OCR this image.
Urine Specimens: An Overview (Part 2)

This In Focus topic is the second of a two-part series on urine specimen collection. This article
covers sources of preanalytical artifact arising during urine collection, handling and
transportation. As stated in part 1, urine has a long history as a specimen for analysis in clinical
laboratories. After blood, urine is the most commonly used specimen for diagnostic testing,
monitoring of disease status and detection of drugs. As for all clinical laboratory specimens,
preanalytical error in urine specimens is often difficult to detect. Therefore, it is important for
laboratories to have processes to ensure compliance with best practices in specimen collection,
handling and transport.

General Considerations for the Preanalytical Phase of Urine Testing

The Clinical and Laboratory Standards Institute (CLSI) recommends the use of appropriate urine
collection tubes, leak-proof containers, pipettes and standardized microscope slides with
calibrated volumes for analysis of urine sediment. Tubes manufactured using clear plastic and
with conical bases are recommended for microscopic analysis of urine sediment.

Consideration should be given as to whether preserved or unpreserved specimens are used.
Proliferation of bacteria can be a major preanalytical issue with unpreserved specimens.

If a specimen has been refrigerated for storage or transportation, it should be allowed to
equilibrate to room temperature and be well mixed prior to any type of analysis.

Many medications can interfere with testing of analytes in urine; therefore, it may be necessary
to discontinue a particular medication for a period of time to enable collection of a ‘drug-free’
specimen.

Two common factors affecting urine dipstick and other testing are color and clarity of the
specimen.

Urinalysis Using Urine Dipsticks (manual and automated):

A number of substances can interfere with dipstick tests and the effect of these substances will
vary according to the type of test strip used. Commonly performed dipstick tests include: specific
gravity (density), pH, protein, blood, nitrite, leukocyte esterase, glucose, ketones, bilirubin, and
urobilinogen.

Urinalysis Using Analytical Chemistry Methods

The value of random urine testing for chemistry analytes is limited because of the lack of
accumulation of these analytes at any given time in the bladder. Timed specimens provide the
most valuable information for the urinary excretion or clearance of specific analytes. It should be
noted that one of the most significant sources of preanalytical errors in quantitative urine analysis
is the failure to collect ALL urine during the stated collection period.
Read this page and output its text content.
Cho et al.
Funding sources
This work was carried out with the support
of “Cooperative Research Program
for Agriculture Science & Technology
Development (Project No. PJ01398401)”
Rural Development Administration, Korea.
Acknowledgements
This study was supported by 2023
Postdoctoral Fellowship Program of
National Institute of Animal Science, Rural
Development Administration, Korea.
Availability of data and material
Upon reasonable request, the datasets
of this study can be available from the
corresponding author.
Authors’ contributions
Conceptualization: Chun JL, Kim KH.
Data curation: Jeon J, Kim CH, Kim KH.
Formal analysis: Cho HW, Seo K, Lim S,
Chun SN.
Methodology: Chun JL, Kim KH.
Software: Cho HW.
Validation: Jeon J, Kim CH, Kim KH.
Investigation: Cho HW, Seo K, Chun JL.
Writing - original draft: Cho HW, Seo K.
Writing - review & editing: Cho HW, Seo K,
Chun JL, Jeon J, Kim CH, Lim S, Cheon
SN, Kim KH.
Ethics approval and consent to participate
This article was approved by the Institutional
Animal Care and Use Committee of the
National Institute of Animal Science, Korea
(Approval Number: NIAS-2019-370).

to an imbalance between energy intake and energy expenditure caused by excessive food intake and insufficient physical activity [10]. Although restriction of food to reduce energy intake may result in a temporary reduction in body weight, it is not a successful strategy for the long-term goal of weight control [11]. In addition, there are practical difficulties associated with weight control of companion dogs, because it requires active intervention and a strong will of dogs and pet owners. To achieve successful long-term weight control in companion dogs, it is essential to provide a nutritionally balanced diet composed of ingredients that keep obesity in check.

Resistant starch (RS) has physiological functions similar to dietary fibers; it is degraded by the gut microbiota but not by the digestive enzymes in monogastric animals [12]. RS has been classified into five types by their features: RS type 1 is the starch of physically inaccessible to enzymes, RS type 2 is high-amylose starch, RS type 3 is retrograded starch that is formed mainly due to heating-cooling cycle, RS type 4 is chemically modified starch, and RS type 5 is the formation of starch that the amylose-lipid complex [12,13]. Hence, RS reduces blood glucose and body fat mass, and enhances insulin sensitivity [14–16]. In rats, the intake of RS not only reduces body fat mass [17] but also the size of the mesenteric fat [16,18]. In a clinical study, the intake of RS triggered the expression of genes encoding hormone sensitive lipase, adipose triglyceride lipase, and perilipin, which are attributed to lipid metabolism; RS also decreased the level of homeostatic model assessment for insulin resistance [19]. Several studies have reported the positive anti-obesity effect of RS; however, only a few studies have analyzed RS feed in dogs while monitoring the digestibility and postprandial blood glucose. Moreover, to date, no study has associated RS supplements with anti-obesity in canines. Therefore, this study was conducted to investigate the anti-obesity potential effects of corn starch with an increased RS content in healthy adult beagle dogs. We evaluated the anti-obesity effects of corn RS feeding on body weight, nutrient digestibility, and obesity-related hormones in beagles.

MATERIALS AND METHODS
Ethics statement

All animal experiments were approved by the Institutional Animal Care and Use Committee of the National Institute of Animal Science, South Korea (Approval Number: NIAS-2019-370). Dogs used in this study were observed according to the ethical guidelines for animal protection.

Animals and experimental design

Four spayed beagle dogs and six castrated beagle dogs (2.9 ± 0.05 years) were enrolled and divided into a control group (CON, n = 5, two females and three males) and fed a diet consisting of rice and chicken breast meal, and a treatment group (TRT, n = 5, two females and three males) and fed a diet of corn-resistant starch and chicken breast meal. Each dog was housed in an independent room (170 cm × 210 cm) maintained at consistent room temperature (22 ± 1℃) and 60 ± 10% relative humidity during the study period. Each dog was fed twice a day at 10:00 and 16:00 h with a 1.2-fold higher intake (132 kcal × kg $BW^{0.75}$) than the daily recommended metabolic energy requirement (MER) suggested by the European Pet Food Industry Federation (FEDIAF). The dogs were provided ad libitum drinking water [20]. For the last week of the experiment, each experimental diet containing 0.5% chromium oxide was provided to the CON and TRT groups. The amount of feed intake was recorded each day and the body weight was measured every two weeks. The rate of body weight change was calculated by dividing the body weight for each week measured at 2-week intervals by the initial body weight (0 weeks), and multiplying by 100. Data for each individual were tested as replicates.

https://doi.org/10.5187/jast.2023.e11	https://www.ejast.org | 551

| WHAT IS NEEDED |
Print the entries exactly. Include every one.

| ANSWER BOX |
OCR this image.
Urine Specimens: An Overview (Part 2)

This In Focus topic is the second of a two-part series on urine specimen collection. This article
covers sources of preanalytical artifact arising during urine collection, handling and
transportation. As stated in part 1, urine has a long history as a specimen for analysis in clinical
laboratories. After blood, urine is the most commonly used specimen for diagnostic testing,
monitoring of disease status and detection of drugs. As for all clinical laboratory specimens,
preanalytical error in urine specimens is often difficult to detect. Therefore, it is important for
laboratories to have processes to ensure compliance with best practices in specimen collection,
handling and transport.

General Considerations for the Preanalytical Phase of Urine Testing

The Clinical and Laboratory Standards Institute (CLSI) recommends the use of appropriate urine
collection tubes, leak-proof containers, pipettes and standardized microscope slides with
calibrated volumes for analysis of urine sediment. Tubes manufactured using clear plastic and
with conical bases are recommended for microscopic analysis of urine sediment.

Consideration should be given as to whether preserved or unpreserved specimens are used.
Proliferation of bacteria can be a major preanalytical issue with unpreserved specimens.

If a specimen has been refrigerated for storage or transportation, it should be allowed to
equilibrate to room temperature and be well mixed prior to any type of analysis.

Many medications can interfere with testing of analytes in urine; therefore, it may be necessary
to discontinue a particular medication for a period of time to enable collection of a ‘drug-free’
specimen.

Two common factors affecting urine dipstick and other testing are color and clarity of the
specimen.

Urinalysis Using Urine Dipsticks (manual and automated):

A number of substances can interfere with dipstick tests and the effect of these substances will
vary according to the type of test strip used. Commonly performed dipstick tests include: specific
gravity (density), pH, protein, blood, nitrite, leukocyte esterase, glucose, ketones, bilirubin, and
urobilinogen.

Urinalysis Using Analytical Chemistry Methods

The value of random urine testing for chemistry analytes is limited because of the lack of
accumulation of these analytes at any given time in the bladder. Timed specimens provide the
most valuable information for the urinary excretion or clearance of specific analytes. It should be
noted that one of the most significant sources of preanalytical errors in quantitative urine analysis
is the failure to collect ALL urine during the stated collection period.
Read this page and output its text content.
Cho et al.
Funding sources
This work was carried out with the support
of “Cooperative Research Program
for Agriculture Science & Technology
Development (Project No. PJ01398401)”
Rural Development Administration, Korea.
Acknowledgements
This study was supported by 2023
Postdoctoral Fellowship Program of
National Institute of Animal Science, Rural
Development Administration, Korea.
Availability of data and material
Upon reasonable request, the datasets
of this study can be available from the
corresponding author.
Authors’ contributions
Conceptualization: Chun JL, Kim KH.
Data curation: Jeon J, Kim CH, Kim KH.
Formal analysis: Cho HW, Seo K, Lim S,
Chun SN.
Methodology: Chun JL, Kim KH.
Software: Cho HW.
Validation: Jeon J, Kim CH, Kim KH.
Investigation: Cho HW, Seo K, Chun JL.
Writing - original draft: Cho HW, Seo K.
Writing - review & editing: Cho HW, Seo K,
Chun JL, Jeon J, Kim CH, Lim S, Cheon
SN, Kim KH.
Ethics approval and consent to participate
This article was approved by the Institutional
Animal Care and Use Committee of the
National Institute of Animal Science, Korea
(Approval Number: NIAS-2019-370).

to an imbalance between energy intake and energy expenditure caused by excessive food intake and insufficient physical activity [10]. Although restriction of food to reduce energy intake may result in a temporary reduction in body weight, it is not a successful strategy for the long-term goal of weight control [11]. In addition, there are practical difficulties associated with weight control of companion dogs, because it requires active intervention and a strong will of dogs and pet owners. To achieve successful long-term weight control in companion dogs, it is essential to provide a nutritionally balanced diet composed of ingredients that keep obesity in check.

Resistant starch (RS) has physiological functions similar to dietary fibers; it is degraded by the gut microbiota but not by the digestive enzymes in monogastric animals [12]. RS has been classified into five types by their features: RS type 1 is the starch of physically inaccessible to enzymes, RS type 2 is high-amylose starch, RS type 3 is retrograded starch that is formed mainly due to heating-cooling cycle, RS type 4 is chemically modified starch, and RS type 5 is the formation of starch that the amylose-lipid complex [12,13]. Hence, RS reduces blood glucose and body fat mass, and enhances insulin sensitivity [14–16]. In rats, the intake of RS not only reduces body fat mass [17] but also the size of the mesenteric fat [16,18]. In a clinical study, the intake of RS triggered the expression of genes encoding hormone sensitive lipase, adipose triglyceride lipase, and perilipin, which are attributed to lipid metabolism; RS also decreased the level of homeostatic model assessment for insulin resistance [19]. Several studies have reported the positive anti-obesity effect of RS; however, only a few studies have analyzed RS feed in dogs while monitoring the digestibility and postprandial blood glucose. Moreover, to date, no study has associated RS supplements with anti-obesity in canines. Therefore, this study was conducted to investigate the anti-obesity potential effects of corn starch with an increased RS content in healthy adult beagle dogs. We evaluated the anti-obesity effects of corn RS feeding on body weight, nutrient digestibility, and obesity-related hormones in beagles.

MATERIALS AND METHODS
Ethics statement

All animal experiments were approved by the Institutional Animal Care and Use Committee of the National Institute of Animal Science, South Korea (Approval Number: NIAS-2019-370). Dogs used in this study were observed according to the ethical guidelines for animal protection.

Animals and experimental design

Four spayed beagle dogs and six castrated beagle dogs (2.9 ± 0.05 years) were enrolled and divided into a control group (CON, n = 5, two females and three males) and fed a diet consisting of rice and chicken breast meal, and a treatment group (TRT, n = 5, two females and three males) and fed a diet of corn-resistant starch and chicken breast meal. Each dog was housed in an independent room (170 cm × 210 cm) maintained at consistent room temperature (22 ± 1℃) and 60 ± 10% relative humidity during the study period. Each dog was fed twice a day at 10:00 and 16:00 h with a 1.2-fold higher intake (132 kcal × kg $BW^{0.75}$) than the daily recommended metabolic energy requirement (MER) suggested by the European Pet Food Industry Federation (FEDIAF). The dogs were provided ad libitum drinking water [20]. For the last week of the experiment, each experimental diet containing 0.5% chromium oxide was provided to the CON and TRT groups. The amount of feed intake was recorded each day and the body weight was measured every two weeks. The rate of body weight change was calculated by dividing the body weight for each week measured at 2-week intervals by the initial body weight (0 weeks), and multiplying by 100. Data for each individual were tested as replicates.

https://doi.org/10.5187/jast.2023.e11	https://www.ejast.org | 551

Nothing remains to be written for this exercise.